Pictures do not belong in the copy, so please give every entry below again exactly.

Given entries
+--

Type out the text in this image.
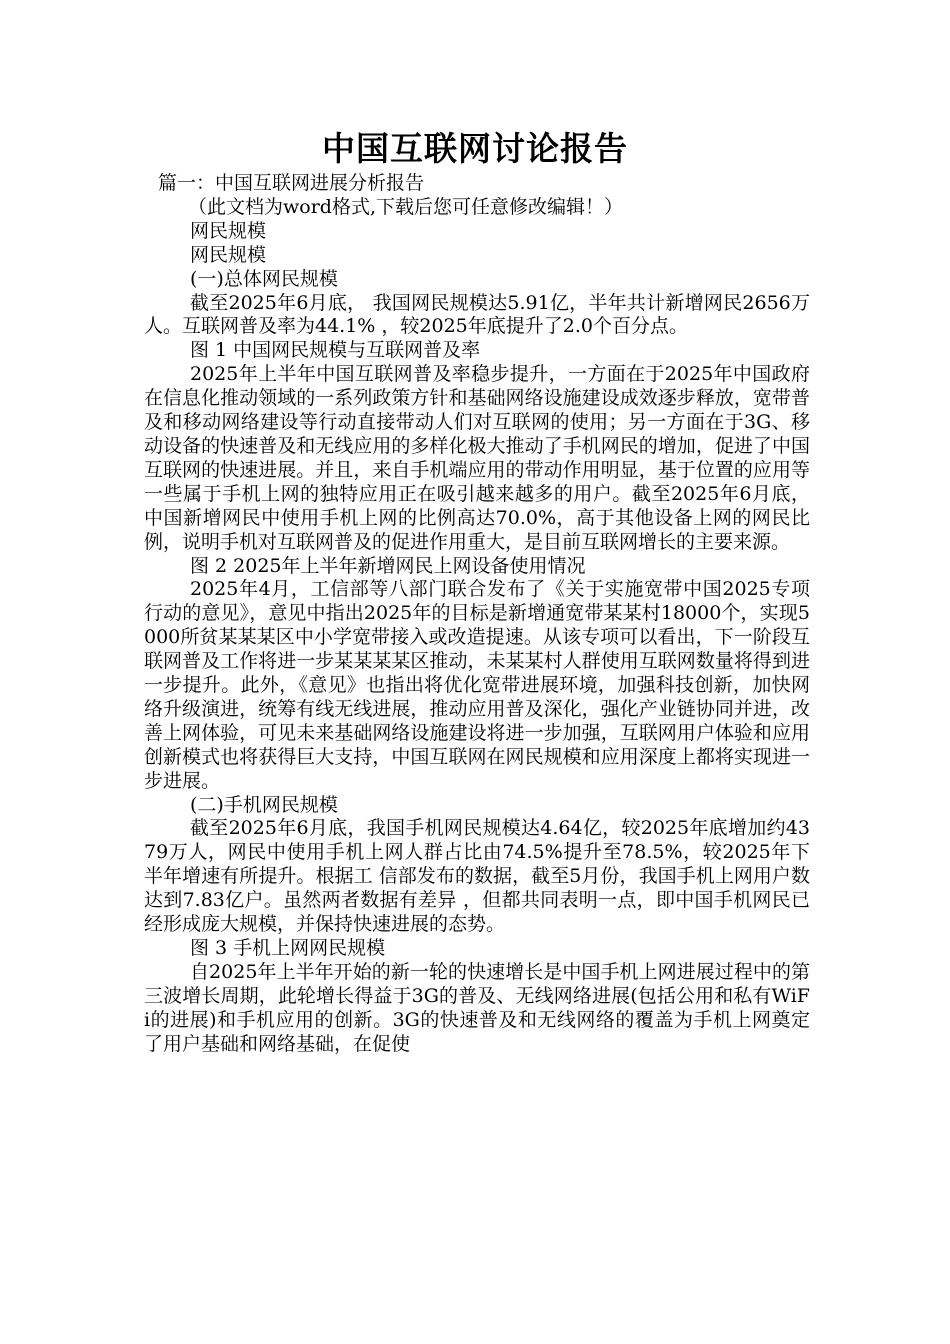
中国互联网讨论报告

篇一：中国互联网进展分析报告

（此文档为word格式,下载后您可任意修改编辑！）

网民规模

网民规模

(一)总体网民规模

截至2025年6月底， 我国网民规模达5.91亿，半年共计新增网民2656万人。互联网普及率为44.1% ，较2025年底提升了2.0个百分点。

图 1 中国网民规模与互联网普及率

2025年上半年中国互联网普及率稳步提升，一方面在于2025年中国政府在信息化推动领域的一系列政策方针和基础网络设施建设成效逐步释放，宽带普及和移动网络建设等行动直接带动人们对互联网的使用；另一方面在于3G、移动设备的快速普及和无线应用的多样化极大推动了手机网民的增加，促进了中国互联网的快速进展。并且，来自手机端应用的带动作用明显，基于位置的应用等一些属于手机上网的独特应用正在吸引越来越多的用户。截至2025年6月底，中国新增网民中使用手机上网的比例高达70.0%，高于其他设备上网的网民比例，说明手机对互联网普及的促进作用重大，是目前互联网增长的主要来源。

图 2 2025年上半年新增网民上网设备使用情况

2025年4月，工信部等八部门联合发布了《关于实施宽带中国2025专项行动的意见》，意见中指出2025年的目标是新增通宽带某某村18000个，实现5000所贫某某某区中小学宽带接入或改造提速。从该专项可以看出，下一阶段互联网普及工作将进一步某某某某区推动，未某某村人群使用互联网数量将得到进一步提升。此外，《意见》也指出将优化宽带进展环境，加强科技创新，加快网络升级演进，统筹有线无线进展，推动应用普及深化，强化产业链协同并进，改善上网体验，可见未来基础网络设施建设将进一步加强，互联网用户体验和应用创新模式也将获得巨大支持，中国互联网在网民规模和应用深度上都将实现进一步进展。

(二)手机网民规模

截至2025年6月底，我国手机网民规模达4.64亿，较2025年底增加约4379万人，网民中使用手机上网人群占比由74.5%提升至78.5%，较2025年下半年增速有所提升。根据工 信部发布的数据，截至5月份，我国手机上网用户数达到7.83亿户。虽然两者数据有差异 ，但都共同表明一点，即中国手机网民已经形成庞大规模，并保持快速进展的态势。

图 3 手机上网网民规模

自2025年上半年开始的新一轮的快速增长是中国手机上网进展过程中的第三波增长周期，此轮增长得益于3G的普及、无线网络进展(包括公用和私有WiFi的进展)和手机应用的创新。3G的快速普及和无线网络的覆盖为手机上网奠定了用户基础和网络基础，在促使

+--

Task answer
Type out the text in this image.
中国互联网讨论报告

篇一：中国互联网进展分析报告

（此文档为word格式,下载后您可任意修改编辑！）

网民规模

网民规模

(一)总体网民规模

截至2025年6月底， 我国网民规模达5.91亿，半年共计新增网民2656万人。互联网普及率为44.1% ，较2025年底提升了2.0个百分点。

图 1 中国网民规模与互联网普及率

2025年上半年中国互联网普及率稳步提升，一方面在于2025年中国政府在信息化推动领域的一系列政策方针和基础网络设施建设成效逐步释放，宽带普及和移动网络建设等行动直接带动人们对互联网的使用；另一方面在于3G、移动设备的快速普及和无线应用的多样化极大推动了手机网民的增加，促进了中国互联网的快速进展。并且，来自手机端应用的带动作用明显，基于位置的应用等一些属于手机上网的独特应用正在吸引越来越多的用户。截至2025年6月底，中国新增网民中使用手机上网的比例高达70.0%，高于其他设备上网的网民比例，说明手机对互联网普及的促进作用重大，是目前互联网增长的主要来源。

图 2 2025年上半年新增网民上网设备使用情况

2025年4月，工信部等八部门联合发布了《关于实施宽带中国2025专项行动的意见》，意见中指出2025年的目标是新增通宽带某某村18000个，实现5000所贫某某某区中小学宽带接入或改造提速。从该专项可以看出，下一阶段互联网普及工作将进一步某某某某区推动，未某某村人群使用互联网数量将得到进一步提升。此外，《意见》也指出将优化宽带进展环境，加强科技创新，加快网络升级演进，统筹有线无线进展，推动应用普及深化，强化产业链协同并进，改善上网体验，可见未来基础网络设施建设将进一步加强，互联网用户体验和应用创新模式也将获得巨大支持，中国互联网在网民规模和应用深度上都将实现进一步进展。

(二)手机网民规模

截至2025年6月底，我国手机网民规模达4.64亿，较2025年底增加约4379万人，网民中使用手机上网人群占比由74.5%提升至78.5%，较2025年下半年增速有所提升。根据工 信部发布的数据，截至5月份，我国手机上网用户数达到7.83亿户。虽然两者数据有差异 ，但都共同表明一点，即中国手机网民已经形成庞大规模，并保持快速进展的态势。

图 3 手机上网网民规模

自2025年上半年开始的新一轮的快速增长是中国手机上网进展过程中的第三波增长周期，此轮增长得益于3G的普及、无线网络进展(包括公用和私有WiFi的进展)和手机应用的创新。3G的快速普及和无线网络的覆盖为手机上网奠定了用户基础和网络基础，在促使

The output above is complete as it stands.